The exercise
Repeat each line exactly, leaving nothing out.

Material to process
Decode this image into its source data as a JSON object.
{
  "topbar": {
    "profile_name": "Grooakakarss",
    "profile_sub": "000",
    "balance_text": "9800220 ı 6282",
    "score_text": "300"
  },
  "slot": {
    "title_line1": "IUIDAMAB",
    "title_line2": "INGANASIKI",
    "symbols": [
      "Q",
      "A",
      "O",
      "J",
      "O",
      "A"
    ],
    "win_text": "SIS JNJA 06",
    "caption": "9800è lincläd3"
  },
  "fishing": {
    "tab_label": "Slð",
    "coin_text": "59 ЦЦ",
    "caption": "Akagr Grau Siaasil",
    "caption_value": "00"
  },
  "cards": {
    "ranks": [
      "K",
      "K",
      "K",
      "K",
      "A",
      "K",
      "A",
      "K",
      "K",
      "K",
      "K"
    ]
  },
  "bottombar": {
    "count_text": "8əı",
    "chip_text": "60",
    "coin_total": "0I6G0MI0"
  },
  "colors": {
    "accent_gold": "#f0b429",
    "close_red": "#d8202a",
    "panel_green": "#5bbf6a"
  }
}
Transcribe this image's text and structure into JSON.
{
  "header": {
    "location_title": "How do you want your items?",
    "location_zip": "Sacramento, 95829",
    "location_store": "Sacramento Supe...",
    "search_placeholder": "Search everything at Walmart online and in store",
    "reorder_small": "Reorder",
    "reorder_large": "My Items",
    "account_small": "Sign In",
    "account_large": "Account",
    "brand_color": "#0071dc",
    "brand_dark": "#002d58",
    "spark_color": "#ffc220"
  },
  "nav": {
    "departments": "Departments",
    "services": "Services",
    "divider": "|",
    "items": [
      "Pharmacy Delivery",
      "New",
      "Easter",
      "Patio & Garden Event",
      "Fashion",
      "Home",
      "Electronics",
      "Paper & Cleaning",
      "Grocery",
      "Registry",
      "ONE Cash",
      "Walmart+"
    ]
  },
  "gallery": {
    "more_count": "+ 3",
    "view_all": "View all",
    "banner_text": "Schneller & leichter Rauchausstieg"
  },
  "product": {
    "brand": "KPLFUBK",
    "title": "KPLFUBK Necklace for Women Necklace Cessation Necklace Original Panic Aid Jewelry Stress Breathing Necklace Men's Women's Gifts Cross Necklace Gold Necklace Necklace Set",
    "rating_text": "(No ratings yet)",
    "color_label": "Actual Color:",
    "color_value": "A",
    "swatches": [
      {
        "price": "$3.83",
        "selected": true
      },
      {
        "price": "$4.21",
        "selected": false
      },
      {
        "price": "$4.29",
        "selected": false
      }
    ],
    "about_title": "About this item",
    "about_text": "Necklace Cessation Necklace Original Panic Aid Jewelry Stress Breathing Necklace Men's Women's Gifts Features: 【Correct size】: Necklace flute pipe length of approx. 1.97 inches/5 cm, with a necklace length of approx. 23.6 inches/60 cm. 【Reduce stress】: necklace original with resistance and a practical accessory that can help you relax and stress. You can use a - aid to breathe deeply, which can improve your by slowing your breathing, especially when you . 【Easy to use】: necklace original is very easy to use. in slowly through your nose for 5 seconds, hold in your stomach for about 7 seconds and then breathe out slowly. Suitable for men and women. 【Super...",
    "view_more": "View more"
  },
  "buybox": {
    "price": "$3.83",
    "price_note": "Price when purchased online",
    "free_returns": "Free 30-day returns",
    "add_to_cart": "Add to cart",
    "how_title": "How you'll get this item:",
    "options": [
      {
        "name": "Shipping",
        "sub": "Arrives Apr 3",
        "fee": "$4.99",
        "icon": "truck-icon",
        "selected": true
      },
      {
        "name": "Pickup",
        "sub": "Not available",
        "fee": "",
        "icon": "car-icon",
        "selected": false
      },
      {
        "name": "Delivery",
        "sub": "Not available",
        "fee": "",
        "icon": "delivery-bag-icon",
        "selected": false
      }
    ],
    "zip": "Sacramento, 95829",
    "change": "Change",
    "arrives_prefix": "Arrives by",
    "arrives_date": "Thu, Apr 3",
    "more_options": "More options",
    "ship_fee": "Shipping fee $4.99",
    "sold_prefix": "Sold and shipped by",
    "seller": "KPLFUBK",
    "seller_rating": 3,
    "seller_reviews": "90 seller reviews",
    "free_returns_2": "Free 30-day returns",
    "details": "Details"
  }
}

Written solution
Decode this image into its source data as a JSON object.
{
  "topbar": {
    "profile_name": "Grooakakarss",
    "profile_sub": "000",
    "balance_text": "9800220 ı 6282",
    "score_text": "300"
  },
  "slot": {
    "title_line1": "IUIDAMAB",
    "title_line2": "INGANASIKI",
    "symbols": [
      "Q",
      "A",
      "O",
      "J",
      "O",
      "A"
    ],
    "win_text": "SIS JNJA 06",
    "caption": "9800è lincläd3"
  },
  "fishing": {
    "tab_label": "Slð",
    "coin_text": "59 ЦЦ",
    "caption": "Akagr Grau Siaasil",
    "caption_value": "00"
  },
  "cards": {
    "ranks": [
      "K",
      "K",
      "K",
      "K",
      "A",
      "K",
      "A",
      "K",
      "K",
      "K",
      "K"
    ]
  },
  "bottombar": {
    "count_text": "8əı",
    "chip_text": "60",
    "coin_total": "0I6G0MI0"
  },
  "colors": {
    "accent_gold": "#f0b429",
    "close_red": "#d8202a",
    "panel_green": "#5bbf6a"
  }
}
Transcribe this image's text and structure into JSON.
{
  "header": {
    "location_title": "How do you want your items?",
    "location_zip": "Sacramento, 95829",
    "location_store": "Sacramento Supe...",
    "search_placeholder": "Search everything at Walmart online and in store",
    "reorder_small": "Reorder",
    "reorder_large": "My Items",
    "account_small": "Sign In",
    "account_large": "Account",
    "brand_color": "#0071dc",
    "brand_dark": "#002d58",
    "spark_color": "#ffc220"
  },
  "nav": {
    "departments": "Departments",
    "services": "Services",
    "divider": "|",
    "items": [
      "Pharmacy Delivery",
      "New",
      "Easter",
      "Patio & Garden Event",
      "Fashion",
      "Home",
      "Electronics",
      "Paper & Cleaning",
      "Grocery",
      "Registry",
      "ONE Cash",
      "Walmart+"
    ]
  },
  "gallery": {
    "more_count": "+ 3",
    "view_all": "View all",
    "banner_text": "Schneller & leichter Rauchausstieg"
  },
  "product": {
    "brand": "KPLFUBK",
    "title": "KPLFUBK Necklace for Women Necklace Cessation Necklace Original Panic Aid Jewelry Stress Breathing Necklace Men's Women's Gifts Cross Necklace Gold Necklace Necklace Set",
    "rating_text": "(No ratings yet)",
    "color_label": "Actual Color:",
    "color_value": "A",
    "swatches": [
      {
        "price": "$3.83",
        "selected": true
      },
      {
        "price": "$4.21",
        "selected": false
      },
      {
        "price": "$4.29",
        "selected": false
      }
    ],
    "about_title": "About this item",
    "about_text": "Necklace Cessation Necklace Original Panic Aid Jewelry Stress Breathing Necklace Men's Women's Gifts Features: 【Correct size】: Necklace flute pipe length of approx. 1.97 inches/5 cm, with a necklace length of approx. 23.6 inches/60 cm. 【Reduce stress】: necklace original with resistance and a practical accessory that can help you relax and stress. You can use a - aid to breathe deeply, which can improve your by slowing your breathing, especially when you . 【Easy to use】: necklace original is very easy to use. in slowly through your nose for 5 seconds, hold in your stomach for about 7 seconds and then breathe out slowly. Suitable for men and women. 【Super...",
    "view_more": "View more"
  },
  "buybox": {
    "price": "$3.83",
    "price_note": "Price when purchased online",
    "free_returns": "Free 30-day returns",
    "add_to_cart": "Add to cart",
    "how_title": "How you'll get this item:",
    "options": [
      {
        "name": "Shipping",
        "sub": "Arrives Apr 3",
        "fee": "$4.99",
        "icon": "truck-icon",
        "selected": true
      },
      {
        "name": "Pickup",
        "sub": "Not available",
        "fee": "",
        "icon": "car-icon",
        "selected": false
      },
      {
        "name": "Delivery",
        "sub": "Not available",
        "fee": "",
        "icon": "delivery-bag-icon",
        "selected": false
      }
    ],
    "zip": "Sacramento, 95829",
    "change": "Change",
    "arrives_prefix": "Arrives by",
    "arrives_date": "Thu, Apr 3",
    "more_options": "More options",
    "ship_fee": "Shipping fee $4.99",
    "sold_prefix": "Sold and shipped by",
    "seller": "KPLFUBK",
    "seller_rating": 3,
    "seller_reviews": "90 seller reviews",
    "free_returns_2": "Free 30-day returns",
    "details": "Details"
  }
}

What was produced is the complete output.